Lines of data
— start —

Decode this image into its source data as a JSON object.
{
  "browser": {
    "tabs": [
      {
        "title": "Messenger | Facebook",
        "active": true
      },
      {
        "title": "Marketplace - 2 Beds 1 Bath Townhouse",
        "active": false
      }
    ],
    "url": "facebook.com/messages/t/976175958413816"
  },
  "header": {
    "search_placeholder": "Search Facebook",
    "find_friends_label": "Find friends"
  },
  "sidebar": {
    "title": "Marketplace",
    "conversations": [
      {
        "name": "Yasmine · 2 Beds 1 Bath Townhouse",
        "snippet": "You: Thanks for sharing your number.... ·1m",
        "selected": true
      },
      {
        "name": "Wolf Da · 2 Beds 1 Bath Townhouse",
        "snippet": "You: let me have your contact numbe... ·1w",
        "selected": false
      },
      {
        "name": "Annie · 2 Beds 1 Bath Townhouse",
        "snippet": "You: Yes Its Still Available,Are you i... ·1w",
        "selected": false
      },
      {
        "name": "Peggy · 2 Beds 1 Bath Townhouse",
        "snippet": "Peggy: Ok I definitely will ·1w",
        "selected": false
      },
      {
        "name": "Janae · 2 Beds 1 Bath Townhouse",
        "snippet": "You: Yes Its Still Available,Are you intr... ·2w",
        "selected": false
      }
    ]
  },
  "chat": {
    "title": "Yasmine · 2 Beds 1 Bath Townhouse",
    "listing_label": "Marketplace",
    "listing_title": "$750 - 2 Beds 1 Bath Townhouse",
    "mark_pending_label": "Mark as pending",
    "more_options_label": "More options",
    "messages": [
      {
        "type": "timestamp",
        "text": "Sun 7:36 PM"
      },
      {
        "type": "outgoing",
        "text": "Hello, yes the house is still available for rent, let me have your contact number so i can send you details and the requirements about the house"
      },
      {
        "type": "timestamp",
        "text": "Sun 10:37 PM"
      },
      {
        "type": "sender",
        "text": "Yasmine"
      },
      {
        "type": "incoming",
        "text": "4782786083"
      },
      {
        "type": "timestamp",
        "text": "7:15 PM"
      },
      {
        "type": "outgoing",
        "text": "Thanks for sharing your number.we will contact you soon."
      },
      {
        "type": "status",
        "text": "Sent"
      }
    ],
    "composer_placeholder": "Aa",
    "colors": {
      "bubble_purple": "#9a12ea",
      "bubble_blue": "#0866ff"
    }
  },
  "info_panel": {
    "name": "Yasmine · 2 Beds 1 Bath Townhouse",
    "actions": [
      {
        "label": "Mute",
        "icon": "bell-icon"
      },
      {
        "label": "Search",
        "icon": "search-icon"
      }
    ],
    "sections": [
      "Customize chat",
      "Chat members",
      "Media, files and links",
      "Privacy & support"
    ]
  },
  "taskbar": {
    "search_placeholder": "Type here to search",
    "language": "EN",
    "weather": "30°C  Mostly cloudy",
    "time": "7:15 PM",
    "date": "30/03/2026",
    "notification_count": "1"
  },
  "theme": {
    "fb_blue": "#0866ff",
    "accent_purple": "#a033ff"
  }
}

— end —

Transcribe the material above word for word.

Decode this image into its source data as a JSON object.
{
  "browser": {
    "tabs": [
      {
        "title": "Messenger | Facebook",
        "active": true
      },
      {
        "title": "Marketplace - 2 Beds 1 Bath Townhouse",
        "active": false
      }
    ],
    "url": "facebook.com/messages/t/976175958413816"
  },
  "header": {
    "search_placeholder": "Search Facebook",
    "find_friends_label": "Find friends"
  },
  "sidebar": {
    "title": "Marketplace",
    "conversations": [
      {
        "name": "Yasmine · 2 Beds 1 Bath Townhouse",
        "snippet": "You: Thanks for sharing your number.... ·1m",
        "selected": true
      },
      {
        "name": "Wolf Da · 2 Beds 1 Bath Townhouse",
        "snippet": "You: let me have your contact numbe... ·1w",
        "selected": false
      },
      {
        "name": "Annie · 2 Beds 1 Bath Townhouse",
        "snippet": "You: Yes Its Still Available,Are you i... ·1w",
        "selected": false
      },
      {
        "name": "Peggy · 2 Beds 1 Bath Townhouse",
        "snippet": "Peggy: Ok I definitely will ·1w",
        "selected": false
      },
      {
        "name": "Janae · 2 Beds 1 Bath Townhouse",
        "snippet": "You: Yes Its Still Available,Are you intr... ·2w",
        "selected": false
      }
    ]
  },
  "chat": {
    "title": "Yasmine · 2 Beds 1 Bath Townhouse",
    "listing_label": "Marketplace",
    "listing_title": "$750 - 2 Beds 1 Bath Townhouse",
    "mark_pending_label": "Mark as pending",
    "more_options_label": "More options",
    "messages": [
      {
        "type": "timestamp",
        "text": "Sun 7:36 PM"
      },
      {
        "type": "outgoing",
        "text": "Hello, yes the house is still available for rent, let me have your contact number so i can send you details and the requirements about the house"
      },
      {
        "type": "timestamp",
        "text": "Sun 10:37 PM"
      },
      {
        "type": "sender",
        "text": "Yasmine"
      },
      {
        "type": "incoming",
        "text": "4782786083"
      },
      {
        "type": "timestamp",
        "text": "7:15 PM"
      },
      {
        "type": "outgoing",
        "text": "Thanks for sharing your number.we will contact you soon."
      },
      {
        "type": "status",
        "text": "Sent"
      }
    ],
    "composer_placeholder": "Aa",
    "colors": {
      "bubble_purple": "#9a12ea",
      "bubble_blue": "#0866ff"
    }
  },
  "info_panel": {
    "name": "Yasmine · 2 Beds 1 Bath Townhouse",
    "actions": [
      {
        "label": "Mute",
        "icon": "bell-icon"
      },
      {
        "label": "Search",
        "icon": "search-icon"
      }
    ],
    "sections": [
      "Customize chat",
      "Chat members",
      "Media, files and links",
      "Privacy & support"
    ]
  },
  "taskbar": {
    "search_placeholder": "Type here to search",
    "language": "EN",
    "weather": "30°C  Mostly cloudy",
    "time": "7:15 PM",
    "date": "30/03/2026",
    "notification_count": "1"
  },
  "theme": {
    "fb_blue": "#0866ff",
    "accent_purple": "#a033ff"
  }
}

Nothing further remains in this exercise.